* Excerpted records:
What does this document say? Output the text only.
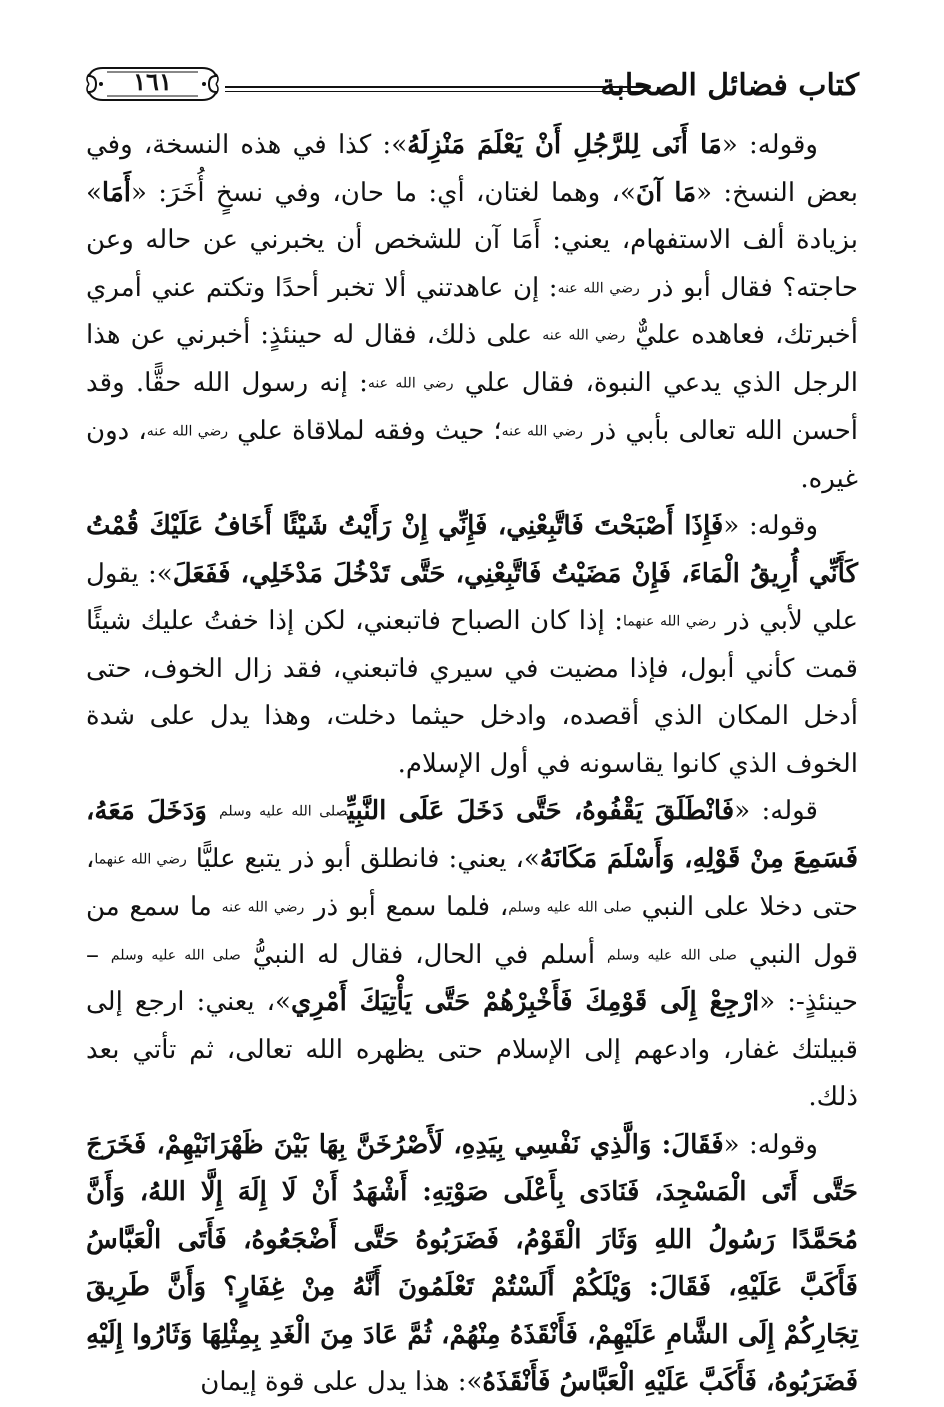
كتاب فضائل الصحابة
١٦١

وقوله: «مَا أَنَى لِلرَّجُلِ أَنْ يَعْلَمَ مَنْزِلَهُ»: كذا في هذه النسخة، وفي بعض النسخ: «مَا آنَ»، وهما لغتان، أي: ما حان، وفي نسخٍ أُخَرَ: «أَمَا» بزيادة ألف الاستفهام، يعني: أَمَا آن للشخص أن يخبرني عن حاله وعن حاجته؟ فقال أبو ذر رضي الله عنه: إن عاهدتني ألا تخبر أحدًا وتكتم عني أمري أخبرتك، فعاهده عليٌّ رضي الله عنه على ذلك، فقال له حينئذٍ: أخبرني عن هذا الرجل الذي يدعي النبوة، فقال علي رضي الله عنه: إنه رسول الله حقًّا. وقد أحسن الله تعالى بأبي ذر رضي الله عنه؛ حيث وفقه لملاقاة علي رضي الله عنه، دون غيره.

وقوله: «فَإِذَا أَصْبَحْتَ فَاتَّبِعْنِي، فَإِنِّي إِنْ رَأَيْتُ شَيْئًا أَخَافُ عَلَيْكَ قُمْتُ كَأَنِّي أُرِيقُ الْمَاءَ، فَإِنْ مَضَيْتُ فَاتَّبِعْنِي، حَتَّى تَدْخُلَ مَدْخَلِي، فَفَعَلَ»: يقول علي لأبي ذر رضي الله عنهما: إذا كان الصباح فاتبعني، لكن إذا خفتُ عليك شيئًا قمت كأني أبول، فإذا مضيت في سيري فاتبعني، فقد زال الخوف، حتى أدخل المكان الذي أقصده، وادخل حيثما دخلت، وهذا يدل على شدة الخوف الذي كانوا يقاسونه في أول الإسلام.

قوله: «فَانْطَلَقَ يَقْفُوهُ، حَتَّى دَخَلَ عَلَى النَّبِيِّصلى الله عليه وسلم وَدَخَلَ مَعَهُ، فَسَمِعَ مِنْ قَوْلِهِ، وَأَسْلَمَ مَكَانَهُ»، يعني: فانطلق أبو ذر يتبع عليًّا رضي الله عنهما، حتى دخلا على النبي صلى الله عليه وسلم، فلما سمع أبو ذر رضي الله عنه ما سمع من قول النبي صلى الله عليه وسلم أسلم في الحال، فقال له النبيُّ صلى الله عليه وسلم – حينئذٍ-: «ارْجِعْ إِلَى قَوْمِكَ فَأَخْبِرْهُمْ حَتَّى يَأْتِيَكَ أَمْرِي»، يعني: ارجع إلى قبيلتك غفار، وادعهم إلى الإسلام حتى يظهره الله تعالى، ثم تأتي بعد ذلك.

وقوله: «فَقَالَ: وَالَّذِي نَفْسِي بِيَدِهِ، لَأَصْرُخَنَّ بِهَا بَيْنَ ظَهْرَانَيْهِمْ، فَخَرَجَ حَتَّى أَتَى الْمَسْجِدَ، فَنَادَى بِأَعْلَى صَوْتِهِ: أَشْهَدُ أَنْ لَا إِلَهَ إِلَّا اللهُ، وَأَنَّ مُحَمَّدًا رَسُولُ اللهِ وَثَارَ الْقَوْمُ، فَضَرَبُوهُ حَتَّى أَضْجَعُوهُ، فَأَتَى الْعَبَّاسُ فَأَكَبَّ عَلَيْهِ، فَقَالَ: وَيْلَكُمْ أَلَسْتُمْ تَعْلَمُونَ أَنَّهُ مِنْ غِفَارٍ؟ وَأَنَّ طَرِيقَ تِجَارِكُمْ إِلَى الشَّامِ عَلَيْهِمْ، فَأَنْقَذَهُ مِنْهُمْ، ثُمَّ عَادَ مِنَ الْغَدِ بِمِثْلِهَا وَثَارُوا إِلَيْهِ فَضَرَبُوهُ، فَأَكَبَّ عَلَيْهِ الْعَبَّاسُ فَأَنْقَذَهُ»: هذا يدل على قوة إيمان
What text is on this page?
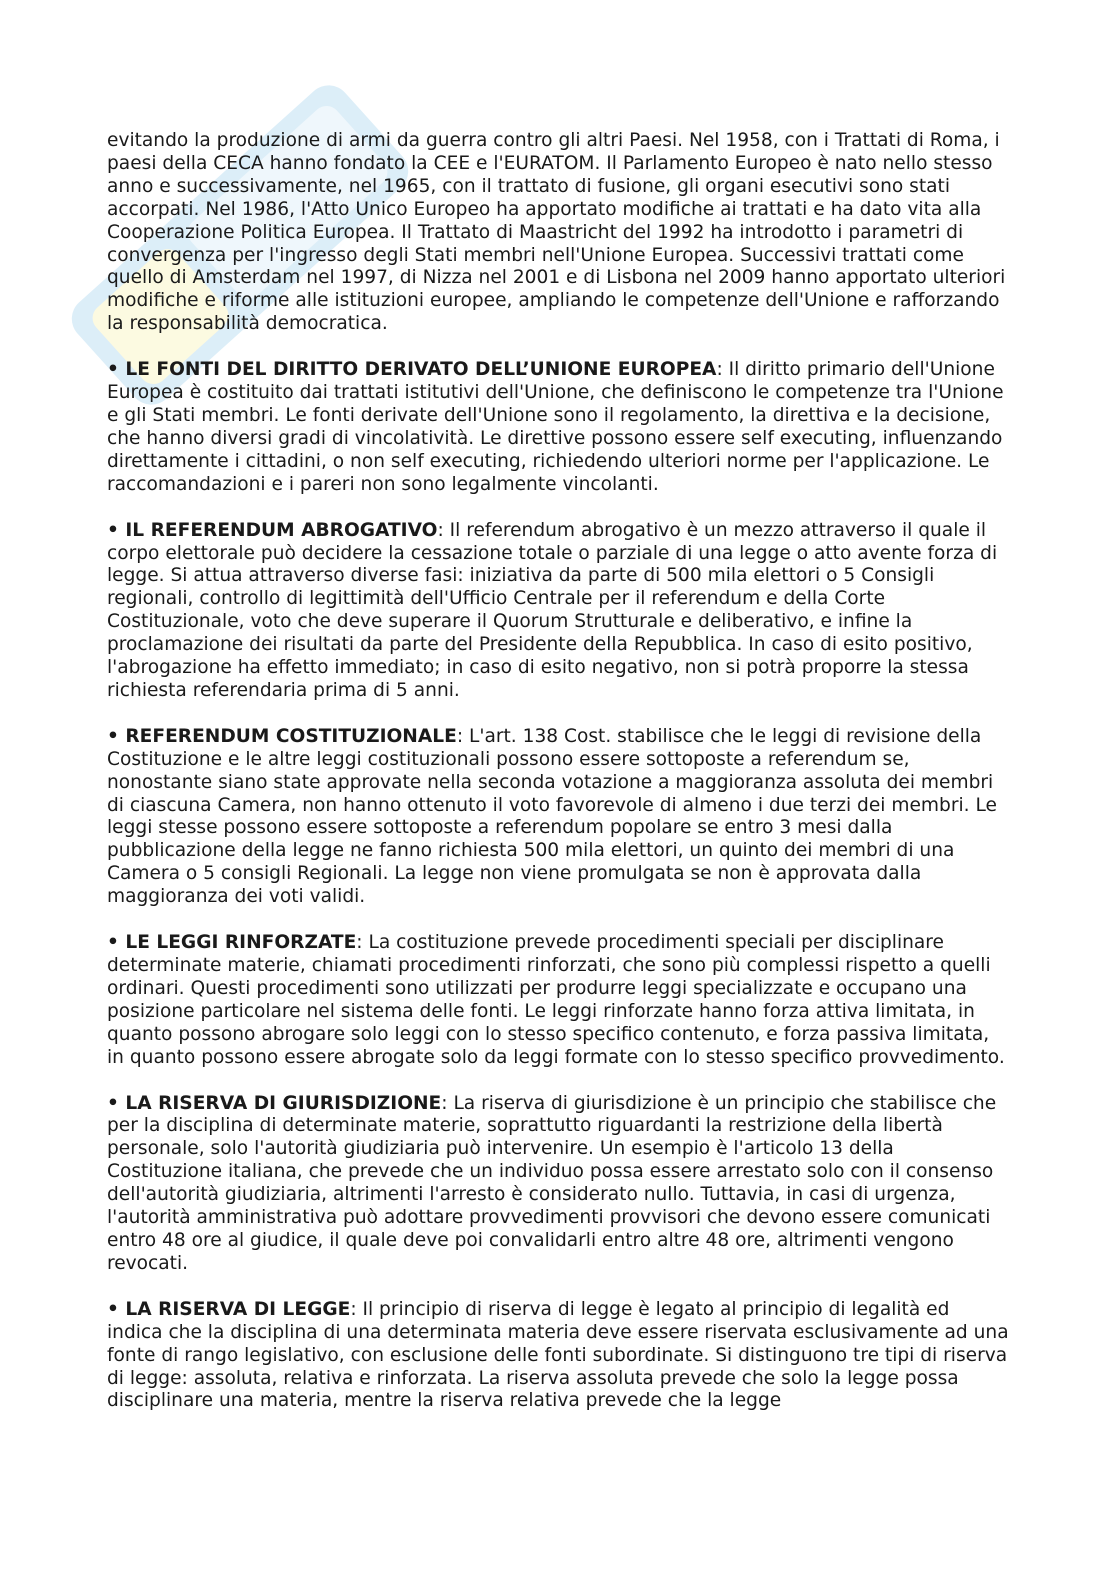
evitando la produzione di armi da guerra contro gli altri Paesi. Nel 1958, con i Trattati di Roma, i paesi della CECA hanno fondato la CEE e l'EURATOM. Il Parlamento Europeo è nato nello stesso anno e successivamente, nel 1965, con il trattato di fusione, gli organi esecutivi sono stati accorpati. Nel 1986, l'Atto Unico Europeo ha apportato modifiche ai trattati e ha dato vita alla Cooperazione Politica Europea. Il Trattato di Maastricht del 1992 ha introdotto i parametri di convergenza per l'ingresso degli Stati membri nell'Unione Europea. Successivi trattati come quello di Amsterdam nel 1997, di Nizza nel 2001 e di Lisbona nel 2009 hanno apportato ulteriori modifiche e riforme alle istituzioni europee, ampliando le competenze dell'Unione e rafforzando la responsabilità democratica.

• LE FONTI DEL DIRITTO DERIVATO DELL’UNIONE EUROPEA: Il diritto primario dell'Unione Europea è costituito dai trattati istitutivi dell'Unione, che definiscono le competenze tra l'Unione e gli Stati membri. Le fonti derivate dell'Unione sono il regolamento, la direttiva e la decisione, che hanno diversi gradi di vincolatività. Le direttive possono essere self executing, influenzando direttamente i cittadini, o non self executing, richiedendo ulteriori norme per l'applicazione. Le raccomandazioni e i pareri non sono legalmente vincolanti.

• IL REFERENDUM ABROGATIVO: Il referendum abrogativo è un mezzo attraverso il quale il corpo elettorale può decidere la cessazione totale o parziale di una legge o atto avente forza di legge. Si attua attraverso diverse fasi: iniziativa da parte di 500 mila elettori o 5 Consigli regionali, controllo di legittimità dell'Ufficio Centrale per il referendum e della Corte Costituzionale, voto che deve superare il Quorum Strutturale e deliberativo, e infine la proclamazione dei risultati da parte del Presidente della Repubblica. In caso di esito positivo, l'abrogazione ha effetto immediato; in caso di esito negativo, non si potrà proporre la stessa richiesta referendaria prima di 5 anni.

• REFERENDUM COSTITUZIONALE: L'art. 138 Cost. stabilisce che le leggi di revisione della Costituzione e le altre leggi costituzionali possono essere sottoposte a referendum se, nonostante siano state approvate nella seconda votazione a maggioranza assoluta dei membri di ciascuna Camera, non hanno ottenuto il voto favorevole di almeno i due terzi dei membri. Le leggi stesse possono essere sottoposte a referendum popolare se entro 3 mesi dalla pubblicazione della legge ne fanno richiesta 500 mila elettori, un quinto dei membri di una Camera o 5 consigli Regionali. La legge non viene promulgata se non è approvata dalla maggioranza dei voti validi.

• LE LEGGI RINFORZATE: La costituzione prevede procedimenti speciali per disciplinare determinate materie, chiamati procedimenti rinforzati, che sono più complessi rispetto a quelli ordinari. Questi procedimenti sono utilizzati per produrre leggi specializzate e occupano una posizione particolare nel sistema delle fonti. Le leggi rinforzate hanno forza attiva limitata, in quanto possono abrogare solo leggi con lo stesso specifico contenuto, e forza passiva limitata, in quanto possono essere abrogate solo da leggi formate con lo stesso specifico provvedimento.

• LA RISERVA DI GIURISDIZIONE: La riserva di giurisdizione è un principio che stabilisce che per la disciplina di determinate materie, soprattutto riguardanti la restrizione della libertà personale, solo l'autorità giudiziaria può intervenire. Un esempio è l'articolo 13 della Costituzione italiana, che prevede che un individuo possa essere arrestato solo con il consenso dell'autorità giudiziaria, altrimenti l'arresto è considerato nullo. Tuttavia, in casi di urgenza, l'autorità amministrativa può adottare provvedimenti provvisori che devono essere comunicati entro 48 ore al giudice, il quale deve poi convalidarli entro altre 48 ore, altrimenti vengono revocati.

• LA RISERVA DI LEGGE: Il principio di riserva di legge è legato al principio di legalità ed indica che la disciplina di una determinata materia deve essere riservata esclusivamente ad una fonte di rango legislativo, con esclusione delle fonti subordinate. Si distinguono tre tipi di riserva di legge: assoluta, relativa e rinforzata. La riserva assoluta prevede che solo la legge possa disciplinare una materia, mentre la riserva relativa prevede che la legge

* Work instructions: Note every line above where the string "this" shows up, and copy those lines.

* Reply:
What does this document say? Output the text only.
What text is on this page?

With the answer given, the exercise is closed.